TASK TO COMPLETE:
Select each line where the word "всѣмъ" appears.

————

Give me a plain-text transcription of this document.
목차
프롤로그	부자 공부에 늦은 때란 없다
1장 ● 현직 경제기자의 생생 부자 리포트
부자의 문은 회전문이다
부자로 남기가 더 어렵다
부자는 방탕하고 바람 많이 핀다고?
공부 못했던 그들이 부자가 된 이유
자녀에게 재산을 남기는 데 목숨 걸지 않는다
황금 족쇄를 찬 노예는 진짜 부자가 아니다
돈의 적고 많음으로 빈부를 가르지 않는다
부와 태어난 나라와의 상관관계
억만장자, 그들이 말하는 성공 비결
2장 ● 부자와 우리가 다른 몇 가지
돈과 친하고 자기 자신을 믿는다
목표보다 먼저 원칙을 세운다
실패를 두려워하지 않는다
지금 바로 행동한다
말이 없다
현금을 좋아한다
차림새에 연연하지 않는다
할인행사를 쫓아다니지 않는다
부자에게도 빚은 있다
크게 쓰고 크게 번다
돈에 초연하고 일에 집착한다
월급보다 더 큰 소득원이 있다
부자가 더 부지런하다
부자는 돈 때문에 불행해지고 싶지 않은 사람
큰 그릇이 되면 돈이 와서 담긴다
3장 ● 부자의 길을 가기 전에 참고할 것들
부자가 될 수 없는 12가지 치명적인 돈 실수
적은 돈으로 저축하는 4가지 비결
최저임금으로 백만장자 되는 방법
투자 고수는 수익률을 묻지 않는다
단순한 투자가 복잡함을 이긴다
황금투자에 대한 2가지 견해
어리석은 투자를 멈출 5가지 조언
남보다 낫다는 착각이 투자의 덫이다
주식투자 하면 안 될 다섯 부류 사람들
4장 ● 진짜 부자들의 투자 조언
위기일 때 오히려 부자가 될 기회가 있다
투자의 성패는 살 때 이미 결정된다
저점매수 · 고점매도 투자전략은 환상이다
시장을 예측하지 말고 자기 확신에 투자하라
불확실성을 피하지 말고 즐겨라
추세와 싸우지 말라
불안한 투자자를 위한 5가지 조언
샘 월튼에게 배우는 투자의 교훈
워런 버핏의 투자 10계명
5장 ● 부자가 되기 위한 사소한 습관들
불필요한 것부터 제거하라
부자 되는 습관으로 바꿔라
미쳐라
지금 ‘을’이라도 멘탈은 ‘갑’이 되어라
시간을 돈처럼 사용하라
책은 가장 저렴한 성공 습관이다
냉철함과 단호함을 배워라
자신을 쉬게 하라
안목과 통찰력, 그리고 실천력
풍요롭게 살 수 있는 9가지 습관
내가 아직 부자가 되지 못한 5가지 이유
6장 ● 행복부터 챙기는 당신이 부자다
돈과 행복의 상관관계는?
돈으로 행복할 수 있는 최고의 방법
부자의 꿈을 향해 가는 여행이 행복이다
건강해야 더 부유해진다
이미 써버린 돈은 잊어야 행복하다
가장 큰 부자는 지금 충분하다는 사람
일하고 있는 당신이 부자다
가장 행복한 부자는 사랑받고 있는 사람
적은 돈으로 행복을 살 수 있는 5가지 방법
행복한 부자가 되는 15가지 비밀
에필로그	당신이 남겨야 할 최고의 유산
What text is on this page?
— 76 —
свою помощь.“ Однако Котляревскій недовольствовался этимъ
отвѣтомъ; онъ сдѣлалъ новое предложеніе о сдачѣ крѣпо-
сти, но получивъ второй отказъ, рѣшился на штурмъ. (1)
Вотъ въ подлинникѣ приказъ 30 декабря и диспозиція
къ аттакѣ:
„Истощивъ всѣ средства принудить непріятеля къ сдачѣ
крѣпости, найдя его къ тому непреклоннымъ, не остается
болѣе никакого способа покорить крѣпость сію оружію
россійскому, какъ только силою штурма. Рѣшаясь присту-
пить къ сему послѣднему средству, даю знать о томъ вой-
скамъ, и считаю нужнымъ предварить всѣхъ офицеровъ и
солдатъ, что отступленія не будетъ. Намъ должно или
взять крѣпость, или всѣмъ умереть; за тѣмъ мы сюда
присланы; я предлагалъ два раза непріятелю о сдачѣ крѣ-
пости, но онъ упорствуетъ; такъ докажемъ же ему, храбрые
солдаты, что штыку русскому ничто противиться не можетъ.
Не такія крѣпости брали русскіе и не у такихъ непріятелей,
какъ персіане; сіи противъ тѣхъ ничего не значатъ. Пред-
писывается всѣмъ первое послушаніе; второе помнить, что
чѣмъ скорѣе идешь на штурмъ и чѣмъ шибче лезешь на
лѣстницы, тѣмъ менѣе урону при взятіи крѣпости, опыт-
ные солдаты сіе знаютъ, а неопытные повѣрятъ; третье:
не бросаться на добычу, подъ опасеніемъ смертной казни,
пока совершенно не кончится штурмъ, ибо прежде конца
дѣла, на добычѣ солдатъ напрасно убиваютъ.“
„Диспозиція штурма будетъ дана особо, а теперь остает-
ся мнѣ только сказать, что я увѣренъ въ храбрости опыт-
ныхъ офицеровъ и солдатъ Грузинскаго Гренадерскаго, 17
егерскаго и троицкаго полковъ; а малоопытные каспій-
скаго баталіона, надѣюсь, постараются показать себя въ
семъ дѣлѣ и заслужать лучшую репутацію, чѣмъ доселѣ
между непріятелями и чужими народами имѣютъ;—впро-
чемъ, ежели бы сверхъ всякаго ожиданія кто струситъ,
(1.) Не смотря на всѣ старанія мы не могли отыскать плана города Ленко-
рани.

————

CORRECT ANSWER:
взять крѣпость, или всѣмъ умереть; за тѣмъ мы сюда
писывается всѣмъ первое послушаніе; второе помнить, что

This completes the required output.